WHAT TO PRODUCE:
Scan the data that follows and count the lines with the string "name"; answer with the count alone.

* BEGIN INPUT FOR THIS TASK *

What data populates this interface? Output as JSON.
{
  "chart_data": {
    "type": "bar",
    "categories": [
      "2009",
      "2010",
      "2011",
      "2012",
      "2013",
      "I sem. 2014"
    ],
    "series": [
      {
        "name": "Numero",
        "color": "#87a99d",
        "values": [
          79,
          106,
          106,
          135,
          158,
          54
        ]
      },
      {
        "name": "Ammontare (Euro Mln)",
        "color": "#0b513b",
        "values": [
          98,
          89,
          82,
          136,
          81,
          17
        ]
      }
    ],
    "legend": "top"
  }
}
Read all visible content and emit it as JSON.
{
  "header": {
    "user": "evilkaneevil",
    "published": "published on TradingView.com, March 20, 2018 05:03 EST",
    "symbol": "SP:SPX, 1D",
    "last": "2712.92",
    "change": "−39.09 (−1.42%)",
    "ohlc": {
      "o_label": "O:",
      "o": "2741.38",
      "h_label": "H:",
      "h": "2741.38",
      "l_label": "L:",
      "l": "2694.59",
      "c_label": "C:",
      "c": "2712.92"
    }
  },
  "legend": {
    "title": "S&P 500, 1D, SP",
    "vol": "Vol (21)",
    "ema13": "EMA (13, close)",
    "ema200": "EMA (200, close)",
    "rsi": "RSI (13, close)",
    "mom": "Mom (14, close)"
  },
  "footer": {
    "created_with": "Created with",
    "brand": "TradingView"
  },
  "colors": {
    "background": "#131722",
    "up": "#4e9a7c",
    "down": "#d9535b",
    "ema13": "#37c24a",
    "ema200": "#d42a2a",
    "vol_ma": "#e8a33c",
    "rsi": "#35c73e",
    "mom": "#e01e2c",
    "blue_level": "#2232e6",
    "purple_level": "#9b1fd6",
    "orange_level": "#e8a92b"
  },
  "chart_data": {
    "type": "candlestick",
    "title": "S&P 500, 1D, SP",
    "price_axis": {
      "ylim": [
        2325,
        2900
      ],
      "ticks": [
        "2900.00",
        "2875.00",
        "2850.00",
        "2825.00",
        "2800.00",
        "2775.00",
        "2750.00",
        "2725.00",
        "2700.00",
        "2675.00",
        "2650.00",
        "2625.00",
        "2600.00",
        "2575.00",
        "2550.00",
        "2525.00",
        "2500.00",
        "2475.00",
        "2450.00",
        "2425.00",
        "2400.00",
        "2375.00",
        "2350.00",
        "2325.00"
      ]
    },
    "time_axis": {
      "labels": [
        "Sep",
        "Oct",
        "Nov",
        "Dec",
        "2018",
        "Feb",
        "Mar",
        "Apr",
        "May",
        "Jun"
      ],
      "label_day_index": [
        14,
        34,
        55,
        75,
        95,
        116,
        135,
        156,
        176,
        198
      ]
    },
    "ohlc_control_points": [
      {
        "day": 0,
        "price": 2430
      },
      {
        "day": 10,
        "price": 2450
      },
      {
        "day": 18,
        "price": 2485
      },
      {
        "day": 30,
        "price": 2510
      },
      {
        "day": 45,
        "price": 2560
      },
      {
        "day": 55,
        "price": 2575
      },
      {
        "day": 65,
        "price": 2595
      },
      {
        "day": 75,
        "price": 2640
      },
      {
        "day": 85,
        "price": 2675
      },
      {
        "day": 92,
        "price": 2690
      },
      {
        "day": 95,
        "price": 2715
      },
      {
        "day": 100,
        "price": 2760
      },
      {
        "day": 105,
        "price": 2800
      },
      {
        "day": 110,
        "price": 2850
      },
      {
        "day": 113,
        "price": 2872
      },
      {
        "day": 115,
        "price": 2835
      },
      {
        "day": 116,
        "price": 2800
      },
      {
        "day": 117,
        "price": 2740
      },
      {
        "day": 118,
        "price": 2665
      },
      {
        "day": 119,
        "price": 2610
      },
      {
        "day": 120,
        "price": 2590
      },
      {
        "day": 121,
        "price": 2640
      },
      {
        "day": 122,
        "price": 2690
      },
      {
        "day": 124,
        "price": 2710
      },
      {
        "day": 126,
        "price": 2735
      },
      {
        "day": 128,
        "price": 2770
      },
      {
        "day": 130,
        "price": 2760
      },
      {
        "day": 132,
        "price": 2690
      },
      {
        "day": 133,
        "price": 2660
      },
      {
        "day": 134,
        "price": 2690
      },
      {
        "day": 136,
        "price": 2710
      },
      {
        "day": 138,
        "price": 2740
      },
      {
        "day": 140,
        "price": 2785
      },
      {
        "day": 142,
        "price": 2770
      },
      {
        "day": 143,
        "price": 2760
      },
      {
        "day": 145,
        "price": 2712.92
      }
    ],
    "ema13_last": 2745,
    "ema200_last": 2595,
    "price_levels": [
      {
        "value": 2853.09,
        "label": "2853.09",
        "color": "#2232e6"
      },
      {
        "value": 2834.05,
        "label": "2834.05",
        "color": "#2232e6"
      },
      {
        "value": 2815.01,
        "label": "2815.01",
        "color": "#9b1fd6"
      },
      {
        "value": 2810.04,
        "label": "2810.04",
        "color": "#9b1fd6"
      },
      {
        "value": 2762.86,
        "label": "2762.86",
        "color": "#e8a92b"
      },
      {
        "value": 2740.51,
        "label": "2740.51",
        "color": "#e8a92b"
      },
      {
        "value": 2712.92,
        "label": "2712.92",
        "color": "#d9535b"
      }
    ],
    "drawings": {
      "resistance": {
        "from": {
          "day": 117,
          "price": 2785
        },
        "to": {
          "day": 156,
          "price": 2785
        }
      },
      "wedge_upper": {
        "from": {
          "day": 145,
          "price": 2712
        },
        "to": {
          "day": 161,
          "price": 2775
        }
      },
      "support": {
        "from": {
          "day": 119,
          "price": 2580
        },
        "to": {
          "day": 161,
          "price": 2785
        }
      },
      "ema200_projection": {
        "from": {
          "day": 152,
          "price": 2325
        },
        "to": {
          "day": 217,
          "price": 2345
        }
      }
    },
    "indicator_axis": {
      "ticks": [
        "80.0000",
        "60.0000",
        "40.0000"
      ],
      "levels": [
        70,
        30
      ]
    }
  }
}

* END INPUT FOR THIS TASK *

SOLUTION FOR THIS TASK:
2